Data for this task

>>

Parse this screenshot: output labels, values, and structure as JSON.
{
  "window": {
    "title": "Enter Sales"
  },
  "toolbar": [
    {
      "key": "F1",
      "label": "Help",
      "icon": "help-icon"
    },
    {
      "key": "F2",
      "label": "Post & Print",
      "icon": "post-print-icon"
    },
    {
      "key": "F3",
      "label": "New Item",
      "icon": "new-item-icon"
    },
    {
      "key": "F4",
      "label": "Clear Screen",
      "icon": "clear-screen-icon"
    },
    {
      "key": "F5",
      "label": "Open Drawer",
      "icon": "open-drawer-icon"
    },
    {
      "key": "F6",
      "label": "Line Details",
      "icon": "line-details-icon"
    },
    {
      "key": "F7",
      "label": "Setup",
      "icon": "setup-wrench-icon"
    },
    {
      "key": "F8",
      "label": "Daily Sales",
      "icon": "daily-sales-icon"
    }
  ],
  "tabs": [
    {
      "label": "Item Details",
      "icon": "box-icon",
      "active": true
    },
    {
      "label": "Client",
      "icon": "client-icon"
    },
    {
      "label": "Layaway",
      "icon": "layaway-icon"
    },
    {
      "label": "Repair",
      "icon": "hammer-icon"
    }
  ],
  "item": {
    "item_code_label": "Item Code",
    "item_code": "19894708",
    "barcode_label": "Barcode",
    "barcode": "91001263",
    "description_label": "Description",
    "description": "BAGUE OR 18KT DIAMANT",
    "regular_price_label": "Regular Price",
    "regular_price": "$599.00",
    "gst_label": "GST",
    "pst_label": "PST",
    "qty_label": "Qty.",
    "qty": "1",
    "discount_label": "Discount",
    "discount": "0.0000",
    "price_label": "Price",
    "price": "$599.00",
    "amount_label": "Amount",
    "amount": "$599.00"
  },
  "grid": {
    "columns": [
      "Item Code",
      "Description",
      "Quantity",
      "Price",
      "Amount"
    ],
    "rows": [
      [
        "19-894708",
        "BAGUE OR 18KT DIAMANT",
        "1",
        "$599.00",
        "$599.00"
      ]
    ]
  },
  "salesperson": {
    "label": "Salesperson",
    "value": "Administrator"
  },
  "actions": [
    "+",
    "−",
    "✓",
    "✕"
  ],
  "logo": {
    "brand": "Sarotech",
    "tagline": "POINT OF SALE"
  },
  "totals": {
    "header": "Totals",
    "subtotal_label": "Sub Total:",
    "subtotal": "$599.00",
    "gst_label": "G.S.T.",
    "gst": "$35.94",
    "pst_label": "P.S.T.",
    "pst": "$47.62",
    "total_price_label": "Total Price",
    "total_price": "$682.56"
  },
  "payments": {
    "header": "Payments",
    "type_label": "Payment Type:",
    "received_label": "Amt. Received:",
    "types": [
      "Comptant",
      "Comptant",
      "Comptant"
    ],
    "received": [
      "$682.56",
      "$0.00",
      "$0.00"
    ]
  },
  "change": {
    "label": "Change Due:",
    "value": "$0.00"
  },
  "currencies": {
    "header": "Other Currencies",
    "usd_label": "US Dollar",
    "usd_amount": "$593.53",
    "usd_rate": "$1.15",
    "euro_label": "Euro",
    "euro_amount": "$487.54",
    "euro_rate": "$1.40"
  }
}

<<

Stated exercise
Transcribe the material exactly as it reads.

Answer
Parse this screenshot: output labels, values, and structure as JSON.
{
  "window": {
    "title": "Enter Sales"
  },
  "toolbar": [
    {
      "key": "F1",
      "label": "Help",
      "icon": "help-icon"
    },
    {
      "key": "F2",
      "label": "Post & Print",
      "icon": "post-print-icon"
    },
    {
      "key": "F3",
      "label": "New Item",
      "icon": "new-item-icon"
    },
    {
      "key": "F4",
      "label": "Clear Screen",
      "icon": "clear-screen-icon"
    },
    {
      "key": "F5",
      "label": "Open Drawer",
      "icon": "open-drawer-icon"
    },
    {
      "key": "F6",
      "label": "Line Details",
      "icon": "line-details-icon"
    },
    {
      "key": "F7",
      "label": "Setup",
      "icon": "setup-wrench-icon"
    },
    {
      "key": "F8",
      "label": "Daily Sales",
      "icon": "daily-sales-icon"
    }
  ],
  "tabs": [
    {
      "label": "Item Details",
      "icon": "box-icon",
      "active": true
    },
    {
      "label": "Client",
      "icon": "client-icon"
    },
    {
      "label": "Layaway",
      "icon": "layaway-icon"
    },
    {
      "label": "Repair",
      "icon": "hammer-icon"
    }
  ],
  "item": {
    "item_code_label": "Item Code",
    "item_code": "19894708",
    "barcode_label": "Barcode",
    "barcode": "91001263",
    "description_label": "Description",
    "description": "BAGUE OR 18KT DIAMANT",
    "regular_price_label": "Regular Price",
    "regular_price": "$599.00",
    "gst_label": "GST",
    "pst_label": "PST",
    "qty_label": "Qty.",
    "qty": "1",
    "discount_label": "Discount",
    "discount": "0.0000",
    "price_label": "Price",
    "price": "$599.00",
    "amount_label": "Amount",
    "amount": "$599.00"
  },
  "grid": {
    "columns": [
      "Item Code",
      "Description",
      "Quantity",
      "Price",
      "Amount"
    ],
    "rows": [
      [
        "19-894708",
        "BAGUE OR 18KT DIAMANT",
        "1",
        "$599.00",
        "$599.00"
      ]
    ]
  },
  "salesperson": {
    "label": "Salesperson",
    "value": "Administrator"
  },
  "actions": [
    "+",
    "−",
    "✓",
    "✕"
  ],
  "logo": {
    "brand": "Sarotech",
    "tagline": "POINT OF SALE"
  },
  "totals": {
    "header": "Totals",
    "subtotal_label": "Sub Total:",
    "subtotal": "$599.00",
    "gst_label": "G.S.T.",
    "gst": "$35.94",
    "pst_label": "P.S.T.",
    "pst": "$47.62",
    "total_price_label": "Total Price",
    "total_price": "$682.56"
  },
  "payments": {
    "header": "Payments",
    "type_label": "Payment Type:",
    "received_label": "Amt. Received:",
    "types": [
      "Comptant",
      "Comptant",
      "Comptant"
    ],
    "received": [
      "$682.56",
      "$0.00",
      "$0.00"
    ]
  },
  "change": {
    "label": "Change Due:",
    "value": "$0.00"
  },
  "currencies": {
    "header": "Other Currencies",
    "usd_label": "US Dollar",
    "usd_amount": "$593.53",
    "usd_rate": "$1.15",
    "euro_label": "Euro",
    "euro_amount": "$487.54",
    "euro_rate": "$1.40"
  }
}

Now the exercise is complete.